The exercise
From the entries below, gather each line containing the word "text".

Data provided

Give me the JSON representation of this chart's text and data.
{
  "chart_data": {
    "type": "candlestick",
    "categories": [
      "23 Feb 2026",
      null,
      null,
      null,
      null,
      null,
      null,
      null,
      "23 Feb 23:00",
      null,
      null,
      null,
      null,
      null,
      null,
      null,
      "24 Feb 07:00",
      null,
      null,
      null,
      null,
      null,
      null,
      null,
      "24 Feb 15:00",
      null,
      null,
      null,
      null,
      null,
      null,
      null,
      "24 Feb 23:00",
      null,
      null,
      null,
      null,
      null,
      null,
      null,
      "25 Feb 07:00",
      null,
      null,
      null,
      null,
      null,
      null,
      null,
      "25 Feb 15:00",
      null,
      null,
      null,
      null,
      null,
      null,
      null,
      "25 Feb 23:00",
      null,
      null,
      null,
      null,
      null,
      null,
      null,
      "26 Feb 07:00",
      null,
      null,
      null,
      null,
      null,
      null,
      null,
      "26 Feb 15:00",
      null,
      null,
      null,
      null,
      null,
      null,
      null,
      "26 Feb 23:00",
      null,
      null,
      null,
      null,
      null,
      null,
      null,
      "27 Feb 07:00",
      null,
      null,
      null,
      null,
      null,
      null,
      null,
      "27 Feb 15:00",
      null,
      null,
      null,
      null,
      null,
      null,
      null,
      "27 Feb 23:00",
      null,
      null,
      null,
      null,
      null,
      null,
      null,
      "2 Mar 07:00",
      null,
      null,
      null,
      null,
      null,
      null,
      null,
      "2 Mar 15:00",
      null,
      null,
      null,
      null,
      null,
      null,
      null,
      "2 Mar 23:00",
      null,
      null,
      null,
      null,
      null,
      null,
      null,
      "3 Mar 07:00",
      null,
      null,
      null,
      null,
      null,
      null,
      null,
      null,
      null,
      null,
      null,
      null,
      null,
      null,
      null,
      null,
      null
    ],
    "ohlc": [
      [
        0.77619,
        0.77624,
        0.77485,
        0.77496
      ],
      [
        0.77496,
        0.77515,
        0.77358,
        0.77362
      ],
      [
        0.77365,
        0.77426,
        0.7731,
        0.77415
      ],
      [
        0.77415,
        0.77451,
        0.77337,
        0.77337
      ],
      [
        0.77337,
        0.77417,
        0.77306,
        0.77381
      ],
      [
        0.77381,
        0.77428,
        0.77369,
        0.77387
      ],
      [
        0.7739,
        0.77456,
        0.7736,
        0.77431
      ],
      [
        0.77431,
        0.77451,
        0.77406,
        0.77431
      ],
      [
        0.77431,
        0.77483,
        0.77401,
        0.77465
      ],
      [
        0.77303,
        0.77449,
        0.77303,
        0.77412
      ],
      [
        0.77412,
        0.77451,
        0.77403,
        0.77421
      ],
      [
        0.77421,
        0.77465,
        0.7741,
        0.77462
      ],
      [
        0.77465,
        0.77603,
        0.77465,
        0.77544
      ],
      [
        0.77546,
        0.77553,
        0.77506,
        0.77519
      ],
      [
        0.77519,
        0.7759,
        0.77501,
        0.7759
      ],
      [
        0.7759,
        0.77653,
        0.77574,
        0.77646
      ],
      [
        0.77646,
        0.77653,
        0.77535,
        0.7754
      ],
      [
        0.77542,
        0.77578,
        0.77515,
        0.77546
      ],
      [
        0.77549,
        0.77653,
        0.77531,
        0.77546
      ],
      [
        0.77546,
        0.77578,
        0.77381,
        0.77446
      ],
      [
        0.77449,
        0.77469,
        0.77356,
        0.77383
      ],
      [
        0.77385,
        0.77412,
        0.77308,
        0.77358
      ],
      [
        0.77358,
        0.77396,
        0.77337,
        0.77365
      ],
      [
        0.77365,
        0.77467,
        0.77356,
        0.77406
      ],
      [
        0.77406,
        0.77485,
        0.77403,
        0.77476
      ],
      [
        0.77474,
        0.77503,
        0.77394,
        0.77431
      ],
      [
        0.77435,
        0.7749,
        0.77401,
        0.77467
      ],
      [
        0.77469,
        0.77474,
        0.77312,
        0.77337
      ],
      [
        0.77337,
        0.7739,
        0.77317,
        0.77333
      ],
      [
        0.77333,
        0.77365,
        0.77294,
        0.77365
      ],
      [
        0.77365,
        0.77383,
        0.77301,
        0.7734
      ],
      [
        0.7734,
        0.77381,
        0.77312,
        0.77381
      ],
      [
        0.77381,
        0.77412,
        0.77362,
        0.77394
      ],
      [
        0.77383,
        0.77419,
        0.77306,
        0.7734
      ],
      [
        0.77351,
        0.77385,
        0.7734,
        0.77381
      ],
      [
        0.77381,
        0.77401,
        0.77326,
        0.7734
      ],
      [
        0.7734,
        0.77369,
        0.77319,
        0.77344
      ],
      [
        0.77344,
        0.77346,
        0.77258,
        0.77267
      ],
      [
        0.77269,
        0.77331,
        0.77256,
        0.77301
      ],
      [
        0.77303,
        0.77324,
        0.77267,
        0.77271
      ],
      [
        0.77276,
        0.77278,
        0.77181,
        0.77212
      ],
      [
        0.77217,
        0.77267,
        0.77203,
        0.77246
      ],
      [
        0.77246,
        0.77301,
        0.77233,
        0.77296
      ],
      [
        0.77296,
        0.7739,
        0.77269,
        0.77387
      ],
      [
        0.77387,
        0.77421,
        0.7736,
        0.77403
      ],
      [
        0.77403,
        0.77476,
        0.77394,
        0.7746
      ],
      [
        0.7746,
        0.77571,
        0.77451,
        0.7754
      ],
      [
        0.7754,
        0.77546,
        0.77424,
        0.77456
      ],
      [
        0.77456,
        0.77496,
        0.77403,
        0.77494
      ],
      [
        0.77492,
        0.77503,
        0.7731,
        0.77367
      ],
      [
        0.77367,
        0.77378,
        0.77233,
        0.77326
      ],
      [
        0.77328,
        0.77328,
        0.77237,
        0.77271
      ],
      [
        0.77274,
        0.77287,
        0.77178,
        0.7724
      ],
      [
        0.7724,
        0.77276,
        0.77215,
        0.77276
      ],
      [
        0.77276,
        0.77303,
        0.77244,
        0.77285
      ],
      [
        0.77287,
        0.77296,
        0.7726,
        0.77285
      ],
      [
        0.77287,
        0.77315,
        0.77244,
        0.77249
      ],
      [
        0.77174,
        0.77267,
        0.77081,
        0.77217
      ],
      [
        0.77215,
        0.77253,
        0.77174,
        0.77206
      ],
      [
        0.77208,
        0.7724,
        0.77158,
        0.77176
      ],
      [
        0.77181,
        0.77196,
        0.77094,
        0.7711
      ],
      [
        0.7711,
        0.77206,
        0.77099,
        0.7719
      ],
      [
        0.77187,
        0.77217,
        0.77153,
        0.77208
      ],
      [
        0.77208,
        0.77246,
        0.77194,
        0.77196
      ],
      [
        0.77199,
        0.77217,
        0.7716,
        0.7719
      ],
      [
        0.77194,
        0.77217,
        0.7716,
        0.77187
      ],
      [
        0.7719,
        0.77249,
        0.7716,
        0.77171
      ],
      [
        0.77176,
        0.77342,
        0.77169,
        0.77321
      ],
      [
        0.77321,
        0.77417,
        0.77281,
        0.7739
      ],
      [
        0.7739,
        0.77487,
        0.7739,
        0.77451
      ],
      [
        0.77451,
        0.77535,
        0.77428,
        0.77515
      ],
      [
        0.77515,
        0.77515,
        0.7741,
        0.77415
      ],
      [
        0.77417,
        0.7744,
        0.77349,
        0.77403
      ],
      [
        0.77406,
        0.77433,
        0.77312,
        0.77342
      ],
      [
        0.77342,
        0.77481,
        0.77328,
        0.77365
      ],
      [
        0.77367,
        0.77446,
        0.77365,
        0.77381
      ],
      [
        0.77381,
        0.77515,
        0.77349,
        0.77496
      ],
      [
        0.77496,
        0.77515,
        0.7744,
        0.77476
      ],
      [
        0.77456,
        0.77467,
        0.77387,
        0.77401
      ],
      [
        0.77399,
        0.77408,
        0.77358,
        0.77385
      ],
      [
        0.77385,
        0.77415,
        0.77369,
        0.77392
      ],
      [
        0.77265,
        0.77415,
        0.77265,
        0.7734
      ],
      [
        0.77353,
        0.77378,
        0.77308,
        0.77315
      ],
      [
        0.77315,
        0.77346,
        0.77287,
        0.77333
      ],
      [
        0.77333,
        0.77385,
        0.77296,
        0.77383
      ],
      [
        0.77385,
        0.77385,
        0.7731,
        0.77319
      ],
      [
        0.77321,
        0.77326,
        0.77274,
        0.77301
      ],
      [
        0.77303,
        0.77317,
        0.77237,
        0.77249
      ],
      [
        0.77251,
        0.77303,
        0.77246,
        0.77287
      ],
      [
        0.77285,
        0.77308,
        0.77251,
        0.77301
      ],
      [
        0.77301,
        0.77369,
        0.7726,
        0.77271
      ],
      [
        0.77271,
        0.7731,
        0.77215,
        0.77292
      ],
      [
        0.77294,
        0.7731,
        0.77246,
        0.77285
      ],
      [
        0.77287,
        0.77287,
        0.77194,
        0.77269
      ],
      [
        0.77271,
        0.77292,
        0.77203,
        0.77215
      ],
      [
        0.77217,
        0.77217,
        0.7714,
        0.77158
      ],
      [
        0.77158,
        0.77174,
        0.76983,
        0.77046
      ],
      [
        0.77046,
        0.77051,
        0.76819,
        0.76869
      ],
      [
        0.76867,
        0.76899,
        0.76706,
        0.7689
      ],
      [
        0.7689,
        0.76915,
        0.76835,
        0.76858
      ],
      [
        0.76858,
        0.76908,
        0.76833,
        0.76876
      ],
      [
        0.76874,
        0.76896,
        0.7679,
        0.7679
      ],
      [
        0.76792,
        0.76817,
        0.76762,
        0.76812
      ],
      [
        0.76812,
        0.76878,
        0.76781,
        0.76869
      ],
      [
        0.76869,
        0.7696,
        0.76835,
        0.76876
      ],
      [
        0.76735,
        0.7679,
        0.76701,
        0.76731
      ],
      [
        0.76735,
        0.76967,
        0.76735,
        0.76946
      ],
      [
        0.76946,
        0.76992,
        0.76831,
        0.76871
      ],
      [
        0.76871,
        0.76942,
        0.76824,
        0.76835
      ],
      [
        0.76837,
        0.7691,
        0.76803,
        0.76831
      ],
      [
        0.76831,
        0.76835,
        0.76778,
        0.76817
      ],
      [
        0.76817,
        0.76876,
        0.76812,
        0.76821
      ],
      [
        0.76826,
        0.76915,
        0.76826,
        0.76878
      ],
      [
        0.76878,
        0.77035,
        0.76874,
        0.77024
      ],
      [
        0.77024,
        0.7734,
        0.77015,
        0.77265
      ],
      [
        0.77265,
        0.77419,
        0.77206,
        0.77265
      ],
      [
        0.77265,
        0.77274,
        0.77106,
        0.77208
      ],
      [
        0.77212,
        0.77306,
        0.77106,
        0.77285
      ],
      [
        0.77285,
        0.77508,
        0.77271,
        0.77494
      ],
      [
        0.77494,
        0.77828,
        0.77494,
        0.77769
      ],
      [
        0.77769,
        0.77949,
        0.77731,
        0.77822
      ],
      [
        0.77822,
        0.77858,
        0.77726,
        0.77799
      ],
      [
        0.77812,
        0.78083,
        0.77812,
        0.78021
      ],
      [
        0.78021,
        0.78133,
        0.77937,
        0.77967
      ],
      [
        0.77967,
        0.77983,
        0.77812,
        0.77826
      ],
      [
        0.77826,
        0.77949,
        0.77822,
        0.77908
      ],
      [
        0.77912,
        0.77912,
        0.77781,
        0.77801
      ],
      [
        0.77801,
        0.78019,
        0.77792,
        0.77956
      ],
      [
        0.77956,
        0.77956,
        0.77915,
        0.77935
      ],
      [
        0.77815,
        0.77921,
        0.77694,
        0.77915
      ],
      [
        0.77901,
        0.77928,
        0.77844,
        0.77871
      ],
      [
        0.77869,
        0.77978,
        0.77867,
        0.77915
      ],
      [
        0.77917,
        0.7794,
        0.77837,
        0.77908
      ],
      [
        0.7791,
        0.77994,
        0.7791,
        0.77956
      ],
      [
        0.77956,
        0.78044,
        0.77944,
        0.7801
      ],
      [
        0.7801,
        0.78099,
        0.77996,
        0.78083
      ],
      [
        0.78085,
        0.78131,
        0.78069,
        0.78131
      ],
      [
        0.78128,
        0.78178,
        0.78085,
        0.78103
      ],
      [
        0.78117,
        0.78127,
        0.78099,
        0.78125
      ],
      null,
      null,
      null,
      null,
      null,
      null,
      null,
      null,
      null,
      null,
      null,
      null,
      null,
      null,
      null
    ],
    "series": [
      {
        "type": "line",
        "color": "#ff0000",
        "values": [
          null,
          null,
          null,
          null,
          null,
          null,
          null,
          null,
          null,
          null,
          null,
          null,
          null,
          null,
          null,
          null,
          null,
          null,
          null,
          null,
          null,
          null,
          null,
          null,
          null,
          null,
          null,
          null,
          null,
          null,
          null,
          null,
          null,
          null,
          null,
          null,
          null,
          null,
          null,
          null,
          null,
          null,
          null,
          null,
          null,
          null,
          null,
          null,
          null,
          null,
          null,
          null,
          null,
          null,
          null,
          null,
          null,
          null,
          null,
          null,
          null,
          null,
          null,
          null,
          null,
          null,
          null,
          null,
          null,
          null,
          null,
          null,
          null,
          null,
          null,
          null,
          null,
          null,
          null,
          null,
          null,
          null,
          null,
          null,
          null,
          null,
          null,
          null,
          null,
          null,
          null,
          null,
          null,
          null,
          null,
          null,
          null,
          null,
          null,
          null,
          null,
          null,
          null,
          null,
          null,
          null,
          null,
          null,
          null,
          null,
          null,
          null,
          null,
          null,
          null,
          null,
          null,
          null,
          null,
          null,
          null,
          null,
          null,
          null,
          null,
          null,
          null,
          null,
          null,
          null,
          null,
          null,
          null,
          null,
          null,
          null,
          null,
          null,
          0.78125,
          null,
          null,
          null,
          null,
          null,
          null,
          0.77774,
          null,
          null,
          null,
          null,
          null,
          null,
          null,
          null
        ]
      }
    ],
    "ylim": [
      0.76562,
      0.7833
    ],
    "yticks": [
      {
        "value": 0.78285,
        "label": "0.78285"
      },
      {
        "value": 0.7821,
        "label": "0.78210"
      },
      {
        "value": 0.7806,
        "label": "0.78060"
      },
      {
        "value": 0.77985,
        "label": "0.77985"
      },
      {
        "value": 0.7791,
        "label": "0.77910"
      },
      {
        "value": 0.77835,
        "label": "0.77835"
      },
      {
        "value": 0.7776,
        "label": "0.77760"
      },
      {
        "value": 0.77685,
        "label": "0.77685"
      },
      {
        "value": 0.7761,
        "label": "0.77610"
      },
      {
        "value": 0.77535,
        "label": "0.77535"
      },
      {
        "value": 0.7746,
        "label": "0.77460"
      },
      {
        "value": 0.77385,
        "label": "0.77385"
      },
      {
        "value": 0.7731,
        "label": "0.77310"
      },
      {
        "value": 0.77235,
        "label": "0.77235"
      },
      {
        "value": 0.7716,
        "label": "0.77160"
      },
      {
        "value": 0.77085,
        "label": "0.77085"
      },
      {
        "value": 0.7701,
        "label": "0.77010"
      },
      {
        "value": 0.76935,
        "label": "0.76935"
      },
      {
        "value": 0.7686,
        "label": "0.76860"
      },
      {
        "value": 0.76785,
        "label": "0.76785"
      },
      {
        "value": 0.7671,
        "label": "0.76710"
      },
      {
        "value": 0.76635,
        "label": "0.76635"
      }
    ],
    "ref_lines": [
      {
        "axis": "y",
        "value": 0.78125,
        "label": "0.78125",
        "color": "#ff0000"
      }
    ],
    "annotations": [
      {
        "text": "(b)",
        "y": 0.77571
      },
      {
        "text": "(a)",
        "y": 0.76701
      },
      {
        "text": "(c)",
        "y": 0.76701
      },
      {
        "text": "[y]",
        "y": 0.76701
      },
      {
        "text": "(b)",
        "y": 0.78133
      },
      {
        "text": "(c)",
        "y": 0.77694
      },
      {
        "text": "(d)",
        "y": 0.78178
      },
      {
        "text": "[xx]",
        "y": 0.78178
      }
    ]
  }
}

Result
Give me the JSON representation of this chart's text and data.
        "text": "(b)",
        "text": "(a)",
        "text": "(c)",
        "text": "[y]",
        "text": "(b)",
        "text": "(c)",
        "text": "(d)",
        "text": "[xx]",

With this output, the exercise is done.